▸ **Written problem**: Here are some entries; quote each one exactly.

====================

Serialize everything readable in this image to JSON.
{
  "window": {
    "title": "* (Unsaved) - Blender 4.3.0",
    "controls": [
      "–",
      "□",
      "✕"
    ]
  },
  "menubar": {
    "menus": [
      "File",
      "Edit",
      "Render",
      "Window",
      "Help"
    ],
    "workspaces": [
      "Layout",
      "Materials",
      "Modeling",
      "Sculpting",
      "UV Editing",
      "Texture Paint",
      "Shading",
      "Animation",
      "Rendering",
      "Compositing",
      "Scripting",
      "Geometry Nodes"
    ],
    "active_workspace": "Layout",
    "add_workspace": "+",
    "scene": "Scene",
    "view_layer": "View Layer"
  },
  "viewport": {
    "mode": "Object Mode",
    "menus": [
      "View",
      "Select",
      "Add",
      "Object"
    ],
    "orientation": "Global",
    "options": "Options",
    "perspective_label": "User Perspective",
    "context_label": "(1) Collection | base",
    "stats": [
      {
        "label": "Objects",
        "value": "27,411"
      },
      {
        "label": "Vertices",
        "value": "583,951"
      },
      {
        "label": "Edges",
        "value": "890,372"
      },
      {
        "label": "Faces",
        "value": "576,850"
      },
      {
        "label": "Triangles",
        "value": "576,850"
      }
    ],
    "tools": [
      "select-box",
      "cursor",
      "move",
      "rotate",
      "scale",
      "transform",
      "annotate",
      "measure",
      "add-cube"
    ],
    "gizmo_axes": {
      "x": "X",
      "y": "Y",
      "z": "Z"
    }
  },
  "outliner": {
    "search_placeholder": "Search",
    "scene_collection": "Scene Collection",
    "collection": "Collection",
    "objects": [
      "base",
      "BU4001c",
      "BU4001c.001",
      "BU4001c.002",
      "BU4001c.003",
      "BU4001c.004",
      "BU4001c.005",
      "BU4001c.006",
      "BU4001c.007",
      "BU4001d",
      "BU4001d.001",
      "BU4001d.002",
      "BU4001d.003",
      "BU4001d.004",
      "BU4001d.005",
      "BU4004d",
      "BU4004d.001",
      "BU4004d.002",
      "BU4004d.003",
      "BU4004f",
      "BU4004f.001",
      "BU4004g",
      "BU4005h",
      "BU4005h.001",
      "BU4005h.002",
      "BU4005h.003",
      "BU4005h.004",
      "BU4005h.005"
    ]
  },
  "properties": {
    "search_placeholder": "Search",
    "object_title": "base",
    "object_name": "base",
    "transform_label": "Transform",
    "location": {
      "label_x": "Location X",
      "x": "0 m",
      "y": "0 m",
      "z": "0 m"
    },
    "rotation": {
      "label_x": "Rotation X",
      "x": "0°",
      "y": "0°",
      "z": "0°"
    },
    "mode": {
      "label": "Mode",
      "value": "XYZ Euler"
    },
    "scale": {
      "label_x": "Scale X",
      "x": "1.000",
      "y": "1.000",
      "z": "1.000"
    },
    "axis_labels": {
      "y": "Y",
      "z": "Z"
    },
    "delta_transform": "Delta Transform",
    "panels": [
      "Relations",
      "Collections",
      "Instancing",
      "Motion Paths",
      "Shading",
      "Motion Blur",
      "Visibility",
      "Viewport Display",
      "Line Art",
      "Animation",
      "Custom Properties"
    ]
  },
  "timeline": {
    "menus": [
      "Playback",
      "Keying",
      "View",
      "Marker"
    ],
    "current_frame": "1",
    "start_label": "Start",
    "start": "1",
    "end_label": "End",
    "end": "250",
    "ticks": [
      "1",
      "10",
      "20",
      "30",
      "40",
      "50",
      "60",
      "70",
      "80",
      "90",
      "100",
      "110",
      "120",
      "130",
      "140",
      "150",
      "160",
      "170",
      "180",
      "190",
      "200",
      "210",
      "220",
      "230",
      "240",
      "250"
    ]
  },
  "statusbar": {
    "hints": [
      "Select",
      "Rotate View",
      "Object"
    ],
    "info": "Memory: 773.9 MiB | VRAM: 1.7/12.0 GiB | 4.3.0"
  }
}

====================

▸ **Exercise output**:
Serialize everything readable in this image to JSON.
{
  "window": {
    "title": "* (Unsaved) - Blender 4.3.0",
    "controls": [
      "–",
      "□",
      "✕"
    ]
  },
  "menubar": {
    "menus": [
      "File",
      "Edit",
      "Render",
      "Window",
      "Help"
    ],
    "workspaces": [
      "Layout",
      "Materials",
      "Modeling",
      "Sculpting",
      "UV Editing",
      "Texture Paint",
      "Shading",
      "Animation",
      "Rendering",
      "Compositing",
      "Scripting",
      "Geometry Nodes"
    ],
    "active_workspace": "Layout",
    "add_workspace": "+",
    "scene": "Scene",
    "view_layer": "View Layer"
  },
  "viewport": {
    "mode": "Object Mode",
    "menus": [
      "View",
      "Select",
      "Add",
      "Object"
    ],
    "orientation": "Global",
    "options": "Options",
    "perspective_label": "User Perspective",
    "context_label": "(1) Collection | base",
    "stats": [
      {
        "label": "Objects",
        "value": "27,411"
      },
      {
        "label": "Vertices",
        "value": "583,951"
      },
      {
        "label": "Edges",
        "value": "890,372"
      },
      {
        "label": "Faces",
        "value": "576,850"
      },
      {
        "label": "Triangles",
        "value": "576,850"
      }
    ],
    "tools": [
      "select-box",
      "cursor",
      "move",
      "rotate",
      "scale",
      "transform",
      "annotate",
      "measure",
      "add-cube"
    ],
    "gizmo_axes": {
      "x": "X",
      "y": "Y",
      "z": "Z"
    }
  },
  "outliner": {
    "search_placeholder": "Search",
    "scene_collection": "Scene Collection",
    "collection": "Collection",
    "objects": [
      "base",
      "BU4001c",
      "BU4001c.001",
      "BU4001c.002",
      "BU4001c.003",
      "BU4001c.004",
      "BU4001c.005",
      "BU4001c.006",
      "BU4001c.007",
      "BU4001d",
      "BU4001d.001",
      "BU4001d.002",
      "BU4001d.003",
      "BU4001d.004",
      "BU4001d.005",
      "BU4004d",
      "BU4004d.001",
      "BU4004d.002",
      "BU4004d.003",
      "BU4004f",
      "BU4004f.001",
      "BU4004g",
      "BU4005h",
      "BU4005h.001",
      "BU4005h.002",
      "BU4005h.003",
      "BU4005h.004",
      "BU4005h.005"
    ]
  },
  "properties": {
    "search_placeholder": "Search",
    "object_title": "base",
    "object_name": "base",
    "transform_label": "Transform",
    "location": {
      "label_x": "Location X",
      "x": "0 m",
      "y": "0 m",
      "z": "0 m"
    },
    "rotation": {
      "label_x": "Rotation X",
      "x": "0°",
      "y": "0°",
      "z": "0°"
    },
    "mode": {
      "label": "Mode",
      "value": "XYZ Euler"
    },
    "scale": {
      "label_x": "Scale X",
      "x": "1.000",
      "y": "1.000",
      "z": "1.000"
    },
    "axis_labels": {
      "y": "Y",
      "z": "Z"
    },
    "delta_transform": "Delta Transform",
    "panels": [
      "Relations",
      "Collections",
      "Instancing",
      "Motion Paths",
      "Shading",
      "Motion Blur",
      "Visibility",
      "Viewport Display",
      "Line Art",
      "Animation",
      "Custom Properties"
    ]
  },
  "timeline": {
    "menus": [
      "Playback",
      "Keying",
      "View",
      "Marker"
    ],
    "current_frame": "1",
    "start_label": "Start",
    "start": "1",
    "end_label": "End",
    "end": "250",
    "ticks": [
      "1",
      "10",
      "20",
      "30",
      "40",
      "50",
      "60",
      "70",
      "80",
      "90",
      "100",
      "110",
      "120",
      "130",
      "140",
      "150",
      "160",
      "170",
      "180",
      "190",
      "200",
      "210",
      "220",
      "230",
      "240",
      "250"
    ]
  },
  "statusbar": {
    "hints": [
      "Select",
      "Rotate View",
      "Object"
    ],
    "info": "Memory: 773.9 MiB | VRAM: 1.7/12.0 GiB | 4.3.0"
  }
}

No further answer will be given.